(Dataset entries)
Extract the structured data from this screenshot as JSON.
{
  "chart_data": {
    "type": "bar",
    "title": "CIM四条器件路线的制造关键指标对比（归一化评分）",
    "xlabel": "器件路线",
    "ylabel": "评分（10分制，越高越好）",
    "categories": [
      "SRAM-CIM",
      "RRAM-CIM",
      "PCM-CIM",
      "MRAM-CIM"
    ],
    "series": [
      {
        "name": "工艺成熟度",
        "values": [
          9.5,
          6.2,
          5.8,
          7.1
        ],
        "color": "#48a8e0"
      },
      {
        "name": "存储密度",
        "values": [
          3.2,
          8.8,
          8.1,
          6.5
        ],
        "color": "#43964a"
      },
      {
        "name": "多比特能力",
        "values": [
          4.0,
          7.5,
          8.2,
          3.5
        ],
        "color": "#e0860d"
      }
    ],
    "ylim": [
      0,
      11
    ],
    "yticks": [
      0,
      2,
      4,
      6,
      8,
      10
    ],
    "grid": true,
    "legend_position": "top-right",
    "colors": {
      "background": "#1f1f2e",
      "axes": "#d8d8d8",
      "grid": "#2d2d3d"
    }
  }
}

* **WRITTEN PROBLEM**
Exactly reproduce every line of the records.

* **OUTPUT FOR THIS EXERCISE**
Extract the structured data from this screenshot as JSON.
{
  "chart_data": {
    "type": "bar",
    "title": "CIM四条器件路线的制造关键指标对比（归一化评分）",
    "xlabel": "器件路线",
    "ylabel": "评分（10分制，越高越好）",
    "categories": [
      "SRAM-CIM",
      "RRAM-CIM",
      "PCM-CIM",
      "MRAM-CIM"
    ],
    "series": [
      {
        "name": "工艺成熟度",
        "values": [
          9.5,
          6.2,
          5.8,
          7.1
        ],
        "color": "#48a8e0"
      },
      {
        "name": "存储密度",
        "values": [
          3.2,
          8.8,
          8.1,
          6.5
        ],
        "color": "#43964a"
      },
      {
        "name": "多比特能力",
        "values": [
          4.0,
          7.5,
          8.2,
          3.5
        ],
        "color": "#e0860d"
      }
    ],
    "ylim": [
      0,
      11
    ],
    "yticks": [
      0,
      2,
      4,
      6,
      8,
      10
    ],
    "grid": true,
    "legend_position": "top-right",
    "colors": {
      "background": "#1f1f2e",
      "axes": "#d8d8d8",
      "grid": "#2d2d3d"
    }
  }
}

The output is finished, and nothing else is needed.